> _What to do_: Search the data below for the word "whislo" and copy each line that holds it.

> _Dataset rows_:
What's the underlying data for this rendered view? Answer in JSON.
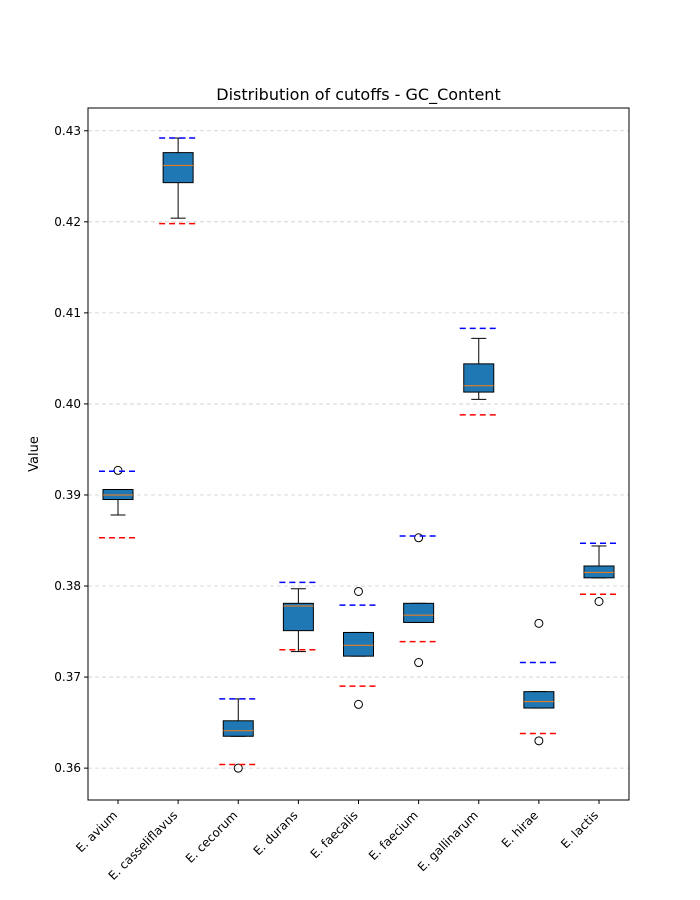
{
  "chart_data": {
    "type": "box",
    "title": "Distribution of cutoffs - GC_Content",
    "xlabel": "",
    "ylabel": "Value",
    "ylim": [
      0.3565,
      0.4325
    ],
    "yticks": [
      0.36,
      0.37,
      0.38,
      0.39,
      0.4,
      0.41,
      0.42,
      0.43
    ],
    "ytick_labels": [
      "0.36",
      "0.37",
      "0.38",
      "0.39",
      "0.40",
      "0.41",
      "0.42",
      "0.43"
    ],
    "grid": "horizontal dashed",
    "box_color": "#1f77b4",
    "median_color": "#ff7f0e",
    "upper_cutoff_color": "#0000ff",
    "lower_cutoff_color": "#ff0000",
    "categories": [
      "E. avium",
      "E. casseliflavus",
      "E. cecorum",
      "E. durans",
      "E. faecalis",
      "E. faecium",
      "E. gallinarum",
      "E. hirae",
      "E. lactis"
    ],
    "boxes": [
      {
        "whislo": 0.3878,
        "q1": 0.3895,
        "med": 0.39,
        "q3": 0.3906,
        "whishi": 0.3906,
        "fliers": [
          0.3927
        ],
        "upper_cutoff": 0.3926,
        "lower_cutoff": 0.3853
      },
      {
        "whislo": 0.4204,
        "q1": 0.4243,
        "med": 0.4262,
        "q3": 0.4276,
        "whishi": 0.4292,
        "fliers": [],
        "upper_cutoff": 0.4292,
        "lower_cutoff": 0.4198
      },
      {
        "whislo": 0.3635,
        "q1": 0.3635,
        "med": 0.3641,
        "q3": 0.3652,
        "whishi": 0.3676,
        "fliers": [
          0.36
        ],
        "upper_cutoff": 0.3676,
        "lower_cutoff": 0.3604
      },
      {
        "whislo": 0.3728,
        "q1": 0.3751,
        "med": 0.3778,
        "q3": 0.3781,
        "whishi": 0.3797,
        "fliers": [],
        "upper_cutoff": 0.3804,
        "lower_cutoff": 0.373
      },
      {
        "whislo": 0.3723,
        "q1": 0.3723,
        "med": 0.3735,
        "q3": 0.3749,
        "whishi": 0.3749,
        "fliers": [
          0.367,
          0.3794
        ],
        "upper_cutoff": 0.3779,
        "lower_cutoff": 0.369
      },
      {
        "whislo": 0.376,
        "q1": 0.376,
        "med": 0.3768,
        "q3": 0.3781,
        "whishi": 0.3781,
        "fliers": [
          0.3716,
          0.3853
        ],
        "upper_cutoff": 0.3855,
        "lower_cutoff": 0.3739
      },
      {
        "whislo": 0.4005,
        "q1": 0.4013,
        "med": 0.402,
        "q3": 0.4044,
        "whishi": 0.4072,
        "fliers": [],
        "upper_cutoff": 0.4083,
        "lower_cutoff": 0.3988
      },
      {
        "whislo": 0.3666,
        "q1": 0.3666,
        "med": 0.3673,
        "q3": 0.3684,
        "whishi": 0.3684,
        "fliers": [
          0.363,
          0.3759
        ],
        "upper_cutoff": 0.3716,
        "lower_cutoff": 0.3638
      },
      {
        "whislo": 0.3809,
        "q1": 0.3809,
        "med": 0.3815,
        "q3": 0.3822,
        "whishi": 0.3844,
        "fliers": [
          0.3783
        ],
        "upper_cutoff": 0.3847,
        "lower_cutoff": 0.3791
      }
    ]
  }
}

> _Task answer_:
        "whislo": 0.3878,
        "whislo": 0.4204,
        "whislo": 0.3635,
        "whislo": 0.3728,
        "whislo": 0.3723,
        "whislo": 0.376,
        "whislo": 0.4005,
        "whislo": 0.3666,
        "whislo": 0.3809,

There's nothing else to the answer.